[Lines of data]
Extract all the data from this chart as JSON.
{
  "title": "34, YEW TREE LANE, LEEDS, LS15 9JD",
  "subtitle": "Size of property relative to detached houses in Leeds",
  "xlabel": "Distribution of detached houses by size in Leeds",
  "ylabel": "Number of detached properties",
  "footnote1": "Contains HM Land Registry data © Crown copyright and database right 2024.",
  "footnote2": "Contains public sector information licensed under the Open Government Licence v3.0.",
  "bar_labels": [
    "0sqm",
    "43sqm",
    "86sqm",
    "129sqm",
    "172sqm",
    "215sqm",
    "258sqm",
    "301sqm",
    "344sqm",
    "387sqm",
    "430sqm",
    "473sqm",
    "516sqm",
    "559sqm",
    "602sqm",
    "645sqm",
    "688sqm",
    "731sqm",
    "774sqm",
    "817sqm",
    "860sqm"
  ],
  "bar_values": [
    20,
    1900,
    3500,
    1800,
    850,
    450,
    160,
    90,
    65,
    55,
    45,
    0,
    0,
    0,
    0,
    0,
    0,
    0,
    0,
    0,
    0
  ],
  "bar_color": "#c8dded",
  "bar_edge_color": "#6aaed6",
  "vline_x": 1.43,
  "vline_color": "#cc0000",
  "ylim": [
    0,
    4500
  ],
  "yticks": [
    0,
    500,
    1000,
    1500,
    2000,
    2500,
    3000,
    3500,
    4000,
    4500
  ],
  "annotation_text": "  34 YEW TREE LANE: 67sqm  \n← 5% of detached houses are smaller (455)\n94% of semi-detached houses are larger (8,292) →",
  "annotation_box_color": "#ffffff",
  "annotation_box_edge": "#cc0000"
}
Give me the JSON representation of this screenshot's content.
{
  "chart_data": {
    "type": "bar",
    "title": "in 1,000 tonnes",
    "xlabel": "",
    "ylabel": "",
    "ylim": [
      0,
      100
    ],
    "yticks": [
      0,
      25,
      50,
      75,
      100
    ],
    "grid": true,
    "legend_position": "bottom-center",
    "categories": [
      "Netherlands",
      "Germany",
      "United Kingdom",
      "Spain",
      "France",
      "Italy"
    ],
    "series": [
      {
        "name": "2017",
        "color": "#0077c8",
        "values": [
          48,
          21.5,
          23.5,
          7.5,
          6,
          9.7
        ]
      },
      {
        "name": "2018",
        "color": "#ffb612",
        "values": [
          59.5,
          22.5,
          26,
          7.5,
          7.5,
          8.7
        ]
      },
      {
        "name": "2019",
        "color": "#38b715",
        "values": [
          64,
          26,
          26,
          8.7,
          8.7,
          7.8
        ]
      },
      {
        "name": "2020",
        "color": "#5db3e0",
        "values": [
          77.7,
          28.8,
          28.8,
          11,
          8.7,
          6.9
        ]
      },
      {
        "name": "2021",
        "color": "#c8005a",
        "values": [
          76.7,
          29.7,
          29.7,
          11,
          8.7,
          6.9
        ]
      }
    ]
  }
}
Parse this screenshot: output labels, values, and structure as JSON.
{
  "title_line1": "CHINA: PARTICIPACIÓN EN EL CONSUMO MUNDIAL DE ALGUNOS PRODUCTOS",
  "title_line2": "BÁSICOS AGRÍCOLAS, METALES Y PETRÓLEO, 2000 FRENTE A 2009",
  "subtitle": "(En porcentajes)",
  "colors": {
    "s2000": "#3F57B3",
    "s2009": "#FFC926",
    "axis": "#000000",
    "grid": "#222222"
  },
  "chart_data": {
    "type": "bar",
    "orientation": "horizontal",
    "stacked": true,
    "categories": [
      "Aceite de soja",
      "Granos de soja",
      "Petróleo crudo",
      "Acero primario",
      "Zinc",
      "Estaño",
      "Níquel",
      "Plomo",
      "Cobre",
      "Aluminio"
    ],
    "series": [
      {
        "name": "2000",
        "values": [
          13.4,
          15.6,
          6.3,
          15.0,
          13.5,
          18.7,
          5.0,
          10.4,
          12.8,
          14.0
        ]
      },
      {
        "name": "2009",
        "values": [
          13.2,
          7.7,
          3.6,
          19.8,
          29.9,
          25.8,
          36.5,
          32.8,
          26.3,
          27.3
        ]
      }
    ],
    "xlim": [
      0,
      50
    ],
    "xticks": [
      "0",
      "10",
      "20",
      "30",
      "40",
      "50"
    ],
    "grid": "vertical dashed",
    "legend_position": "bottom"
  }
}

WHAT YOU ARE ASKED TO DO:
Each record should come back exactly as written.

EXERCISE OUTPUT:
Extract all the data from this chart as JSON.
{
  "title": "34, YEW TREE LANE, LEEDS, LS15 9JD",
  "subtitle": "Size of property relative to detached houses in Leeds",
  "xlabel": "Distribution of detached houses by size in Leeds",
  "ylabel": "Number of detached properties",
  "footnote1": "Contains HM Land Registry data © Crown copyright and database right 2024.",
  "footnote2": "Contains public sector information licensed under the Open Government Licence v3.0.",
  "bar_labels": [
    "0sqm",
    "43sqm",
    "86sqm",
    "129sqm",
    "172sqm",
    "215sqm",
    "258sqm",
    "301sqm",
    "344sqm",
    "387sqm",
    "430sqm",
    "473sqm",
    "516sqm",
    "559sqm",
    "602sqm",
    "645sqm",
    "688sqm",
    "731sqm",
    "774sqm",
    "817sqm",
    "860sqm"
  ],
  "bar_values": [
    20,
    1900,
    3500,
    1800,
    850,
    450,
    160,
    90,
    65,
    55,
    45,
    0,
    0,
    0,
    0,
    0,
    0,
    0,
    0,
    0,
    0
  ],
  "bar_color": "#c8dded",
  "bar_edge_color": "#6aaed6",
  "vline_x": 1.43,
  "vline_color": "#cc0000",
  "ylim": [
    0,
    4500
  ],
  "yticks": [
    0,
    500,
    1000,
    1500,
    2000,
    2500,
    3000,
    3500,
    4000,
    4500
  ],
  "annotation_text": "  34 YEW TREE LANE: 67sqm  \n← 5% of detached houses are smaller (455)\n94% of semi-detached houses are larger (8,292) →",
  "annotation_box_color": "#ffffff",
  "annotation_box_edge": "#cc0000"
}
Give me the JSON representation of this screenshot's content.
{
  "chart_data": {
    "type": "bar",
    "title": "in 1,000 tonnes",
    "xlabel": "",
    "ylabel": "",
    "ylim": [
      0,
      100
    ],
    "yticks": [
      0,
      25,
      50,
      75,
      100
    ],
    "grid": true,
    "legend_position": "bottom-center",
    "categories": [
      "Netherlands",
      "Germany",
      "United Kingdom",
      "Spain",
      "France",
      "Italy"
    ],
    "series": [
      {
        "name": "2017",
        "color": "#0077c8",
        "values": [
          48,
          21.5,
          23.5,
          7.5,
          6,
          9.7
        ]
      },
      {
        "name": "2018",
        "color": "#ffb612",
        "values": [
          59.5,
          22.5,
          26,
          7.5,
          7.5,
          8.7
        ]
      },
      {
        "name": "2019",
        "color": "#38b715",
        "values": [
          64,
          26,
          26,
          8.7,
          8.7,
          7.8
        ]
      },
      {
        "name": "2020",
        "color": "#5db3e0",
        "values": [
          77.7,
          28.8,
          28.8,
          11,
          8.7,
          6.9
        ]
      },
      {
        "name": "2021",
        "color": "#c8005a",
        "values": [
          76.7,
          29.7,
          29.7,
          11,
          8.7,
          6.9
        ]
      }
    ]
  }
}
Parse this screenshot: output labels, values, and structure as JSON.
{
  "title_line1": "CHINA: PARTICIPACIÓN EN EL CONSUMO MUNDIAL DE ALGUNOS PRODUCTOS",
  "title_line2": "BÁSICOS AGRÍCOLAS, METALES Y PETRÓLEO, 2000 FRENTE A 2009",
  "subtitle": "(En porcentajes)",
  "colors": {
    "s2000": "#3F57B3",
    "s2009": "#FFC926",
    "axis": "#000000",
    "grid": "#222222"
  },
  "chart_data": {
    "type": "bar",
    "orientation": "horizontal",
    "stacked": true,
    "categories": [
      "Aceite de soja",
      "Granos de soja",
      "Petróleo crudo",
      "Acero primario",
      "Zinc",
      "Estaño",
      "Níquel",
      "Plomo",
      "Cobre",
      "Aluminio"
    ],
    "series": [
      {
        "name": "2000",
        "values": [
          13.4,
          15.6,
          6.3,
          15.0,
          13.5,
          18.7,
          5.0,
          10.4,
          12.8,
          14.0
        ]
      },
      {
        "name": "2009",
        "values": [
          13.2,
          7.7,
          3.6,
          19.8,
          29.9,
          25.8,
          36.5,
          32.8,
          26.3,
          27.3
        ]
      }
    ],
    "xlim": [
      0,
      50
    ],
    "xticks": [
      "0",
      "10",
      "20",
      "30",
      "40",
      "50"
    ],
    "grid": "vertical dashed",
    "legend_position": "bottom"
  }
}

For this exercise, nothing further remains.